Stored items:

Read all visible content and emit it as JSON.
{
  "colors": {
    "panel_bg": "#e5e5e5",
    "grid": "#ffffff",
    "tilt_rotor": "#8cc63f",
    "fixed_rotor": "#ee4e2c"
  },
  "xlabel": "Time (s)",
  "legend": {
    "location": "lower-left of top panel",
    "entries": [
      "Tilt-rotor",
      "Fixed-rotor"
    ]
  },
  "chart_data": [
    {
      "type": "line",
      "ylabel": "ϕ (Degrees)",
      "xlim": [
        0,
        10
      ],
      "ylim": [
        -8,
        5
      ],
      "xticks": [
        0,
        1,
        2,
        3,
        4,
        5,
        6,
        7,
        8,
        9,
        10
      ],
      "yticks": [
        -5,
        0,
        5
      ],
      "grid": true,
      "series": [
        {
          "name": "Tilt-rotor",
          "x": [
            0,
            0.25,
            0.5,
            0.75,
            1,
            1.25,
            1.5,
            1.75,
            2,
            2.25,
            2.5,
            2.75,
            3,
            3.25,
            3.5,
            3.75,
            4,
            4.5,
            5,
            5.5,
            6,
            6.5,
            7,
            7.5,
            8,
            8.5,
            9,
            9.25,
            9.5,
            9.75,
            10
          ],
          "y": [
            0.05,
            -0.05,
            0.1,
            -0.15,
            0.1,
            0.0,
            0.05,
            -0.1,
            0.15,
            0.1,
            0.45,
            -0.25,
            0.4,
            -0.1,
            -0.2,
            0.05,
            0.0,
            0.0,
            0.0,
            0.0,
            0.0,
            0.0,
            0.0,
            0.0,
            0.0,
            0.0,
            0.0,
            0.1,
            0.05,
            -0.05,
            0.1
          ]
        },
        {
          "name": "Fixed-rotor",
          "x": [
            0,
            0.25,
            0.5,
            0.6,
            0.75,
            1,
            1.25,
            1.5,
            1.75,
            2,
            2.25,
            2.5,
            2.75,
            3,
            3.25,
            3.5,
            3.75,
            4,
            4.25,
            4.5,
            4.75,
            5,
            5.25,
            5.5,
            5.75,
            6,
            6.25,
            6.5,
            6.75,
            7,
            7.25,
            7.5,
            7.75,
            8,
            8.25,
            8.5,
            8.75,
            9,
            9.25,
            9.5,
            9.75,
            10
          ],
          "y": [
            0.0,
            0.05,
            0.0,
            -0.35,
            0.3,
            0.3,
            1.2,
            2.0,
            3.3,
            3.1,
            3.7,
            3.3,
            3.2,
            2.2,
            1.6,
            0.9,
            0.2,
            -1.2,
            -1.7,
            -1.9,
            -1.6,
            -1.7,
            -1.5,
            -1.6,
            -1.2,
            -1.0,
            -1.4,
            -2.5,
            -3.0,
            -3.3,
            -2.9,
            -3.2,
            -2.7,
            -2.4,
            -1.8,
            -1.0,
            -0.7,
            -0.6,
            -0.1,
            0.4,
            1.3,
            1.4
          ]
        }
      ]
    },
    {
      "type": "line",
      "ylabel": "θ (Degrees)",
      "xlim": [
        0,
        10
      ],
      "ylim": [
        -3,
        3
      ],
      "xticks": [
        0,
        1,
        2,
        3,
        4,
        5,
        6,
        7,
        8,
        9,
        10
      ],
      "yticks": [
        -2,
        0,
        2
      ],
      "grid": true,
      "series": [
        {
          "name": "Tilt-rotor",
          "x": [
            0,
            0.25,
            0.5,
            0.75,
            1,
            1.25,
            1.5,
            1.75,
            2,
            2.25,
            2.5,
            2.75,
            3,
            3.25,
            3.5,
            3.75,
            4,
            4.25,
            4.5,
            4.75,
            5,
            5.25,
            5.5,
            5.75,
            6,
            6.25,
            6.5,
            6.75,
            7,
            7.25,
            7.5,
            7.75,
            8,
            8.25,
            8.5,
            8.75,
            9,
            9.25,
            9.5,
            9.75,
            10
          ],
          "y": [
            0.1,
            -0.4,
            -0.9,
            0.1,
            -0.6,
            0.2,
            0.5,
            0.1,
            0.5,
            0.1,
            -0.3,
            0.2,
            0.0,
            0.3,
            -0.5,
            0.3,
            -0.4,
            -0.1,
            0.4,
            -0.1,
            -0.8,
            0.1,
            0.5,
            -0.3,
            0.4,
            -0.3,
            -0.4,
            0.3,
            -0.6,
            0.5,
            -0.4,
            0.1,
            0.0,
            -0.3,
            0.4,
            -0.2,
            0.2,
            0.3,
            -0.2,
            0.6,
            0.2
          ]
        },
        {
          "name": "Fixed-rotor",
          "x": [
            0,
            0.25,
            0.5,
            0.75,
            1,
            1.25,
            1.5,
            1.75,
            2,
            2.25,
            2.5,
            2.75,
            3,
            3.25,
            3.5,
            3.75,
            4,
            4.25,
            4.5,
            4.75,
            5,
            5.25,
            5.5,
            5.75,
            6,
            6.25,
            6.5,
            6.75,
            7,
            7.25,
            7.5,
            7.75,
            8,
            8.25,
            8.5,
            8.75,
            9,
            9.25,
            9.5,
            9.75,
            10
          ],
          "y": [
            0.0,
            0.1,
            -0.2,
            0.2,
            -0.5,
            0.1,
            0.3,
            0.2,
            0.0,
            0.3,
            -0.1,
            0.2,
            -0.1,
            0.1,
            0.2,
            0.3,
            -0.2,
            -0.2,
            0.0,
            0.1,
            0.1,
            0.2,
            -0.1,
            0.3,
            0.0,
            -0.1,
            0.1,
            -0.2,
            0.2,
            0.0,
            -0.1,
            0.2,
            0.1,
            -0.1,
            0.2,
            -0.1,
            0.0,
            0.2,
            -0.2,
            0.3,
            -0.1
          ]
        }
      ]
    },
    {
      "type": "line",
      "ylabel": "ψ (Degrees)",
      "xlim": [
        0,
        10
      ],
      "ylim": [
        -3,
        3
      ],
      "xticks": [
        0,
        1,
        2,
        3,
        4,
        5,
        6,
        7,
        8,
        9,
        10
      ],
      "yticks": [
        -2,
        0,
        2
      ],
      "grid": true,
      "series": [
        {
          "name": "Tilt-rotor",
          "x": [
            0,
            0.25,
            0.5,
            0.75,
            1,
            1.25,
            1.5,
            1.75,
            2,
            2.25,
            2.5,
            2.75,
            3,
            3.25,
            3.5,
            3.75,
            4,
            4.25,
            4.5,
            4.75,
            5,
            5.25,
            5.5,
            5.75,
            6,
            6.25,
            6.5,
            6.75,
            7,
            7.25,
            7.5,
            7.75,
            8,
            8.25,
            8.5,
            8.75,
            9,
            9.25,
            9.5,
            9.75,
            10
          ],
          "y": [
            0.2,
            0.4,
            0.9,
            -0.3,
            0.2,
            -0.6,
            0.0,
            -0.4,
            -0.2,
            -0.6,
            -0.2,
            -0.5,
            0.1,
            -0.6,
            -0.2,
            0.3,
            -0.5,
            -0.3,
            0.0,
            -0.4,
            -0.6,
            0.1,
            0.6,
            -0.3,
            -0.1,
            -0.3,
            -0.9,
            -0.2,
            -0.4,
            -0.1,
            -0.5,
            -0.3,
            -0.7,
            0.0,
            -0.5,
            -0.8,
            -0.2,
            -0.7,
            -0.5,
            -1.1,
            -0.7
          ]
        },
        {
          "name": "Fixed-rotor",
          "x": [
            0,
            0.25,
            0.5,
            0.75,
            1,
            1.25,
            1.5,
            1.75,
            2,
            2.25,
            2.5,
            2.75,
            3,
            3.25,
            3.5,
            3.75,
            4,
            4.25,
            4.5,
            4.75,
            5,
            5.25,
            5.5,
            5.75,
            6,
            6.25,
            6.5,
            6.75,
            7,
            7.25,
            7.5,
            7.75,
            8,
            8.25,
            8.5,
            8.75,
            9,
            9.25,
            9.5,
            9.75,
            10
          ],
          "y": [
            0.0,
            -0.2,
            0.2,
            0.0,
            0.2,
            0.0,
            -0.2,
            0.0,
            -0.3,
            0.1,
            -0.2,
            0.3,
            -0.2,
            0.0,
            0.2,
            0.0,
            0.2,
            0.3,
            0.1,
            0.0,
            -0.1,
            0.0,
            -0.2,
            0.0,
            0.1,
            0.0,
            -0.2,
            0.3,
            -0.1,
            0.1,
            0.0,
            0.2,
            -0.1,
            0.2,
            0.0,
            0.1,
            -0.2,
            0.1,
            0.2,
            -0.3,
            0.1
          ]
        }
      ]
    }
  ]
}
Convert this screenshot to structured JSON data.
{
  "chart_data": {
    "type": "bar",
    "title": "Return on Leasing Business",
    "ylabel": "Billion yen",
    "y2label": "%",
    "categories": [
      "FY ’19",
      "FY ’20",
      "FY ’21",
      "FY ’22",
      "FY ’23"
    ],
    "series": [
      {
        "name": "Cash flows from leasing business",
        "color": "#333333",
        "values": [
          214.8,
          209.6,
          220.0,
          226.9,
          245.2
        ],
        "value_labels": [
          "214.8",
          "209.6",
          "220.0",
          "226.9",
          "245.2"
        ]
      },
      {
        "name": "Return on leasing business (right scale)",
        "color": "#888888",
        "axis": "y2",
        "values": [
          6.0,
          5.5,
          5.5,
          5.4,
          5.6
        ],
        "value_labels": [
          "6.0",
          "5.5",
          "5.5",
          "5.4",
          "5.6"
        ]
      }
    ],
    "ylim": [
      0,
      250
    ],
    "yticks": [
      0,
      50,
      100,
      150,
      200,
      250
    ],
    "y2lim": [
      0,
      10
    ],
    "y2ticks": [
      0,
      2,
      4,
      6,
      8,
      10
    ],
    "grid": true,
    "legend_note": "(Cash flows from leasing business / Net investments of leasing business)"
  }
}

■ What the task asks
In the records above, locate the line that contains "Convert this screenshot". Repeat it and every line after it, exactly, and nothing else.

■ Right answer
Convert this screenshot to structured JSON data.
{
  "chart_data": {
    "type": "bar",
    "title": "Return on Leasing Business",
    "ylabel": "Billion yen",
    "y2label": "%",
    "categories": [
      "FY ’19",
      "FY ’20",
      "FY ’21",
      "FY ’22",
      "FY ’23"
    ],
    "series": [
      {
        "name": "Cash flows from leasing business",
        "color": "#333333",
        "values": [
          214.8,
          209.6,
          220.0,
          226.9,
          245.2
        ],
        "value_labels": [
          "214.8",
          "209.6",
          "220.0",
          "226.9",
          "245.2"
        ]
      },
      {
        "name": "Return on leasing business (right scale)",
        "color": "#888888",
        "axis": "y2",
        "values": [
          6.0,
          5.5,
          5.5,
          5.4,
          5.6
        ],
        "value_labels": [
          "6.0",
          "5.5",
          "5.5",
          "5.4",
          "5.6"
        ]
      }
    ],
    "ylim": [
      0,
      250
    ],
    "yticks": [
      0,
      50,
      100,
      150,
      200,
      250
    ],
    "y2lim": [
      0,
      10
    ],
    "y2ticks": [
      0,
      2,
      4,
      6,
      8,
      10
    ],
    "grid": true,
    "legend_note": "(Cash flows from leasing business / Net investments of leasing business)"
  }
}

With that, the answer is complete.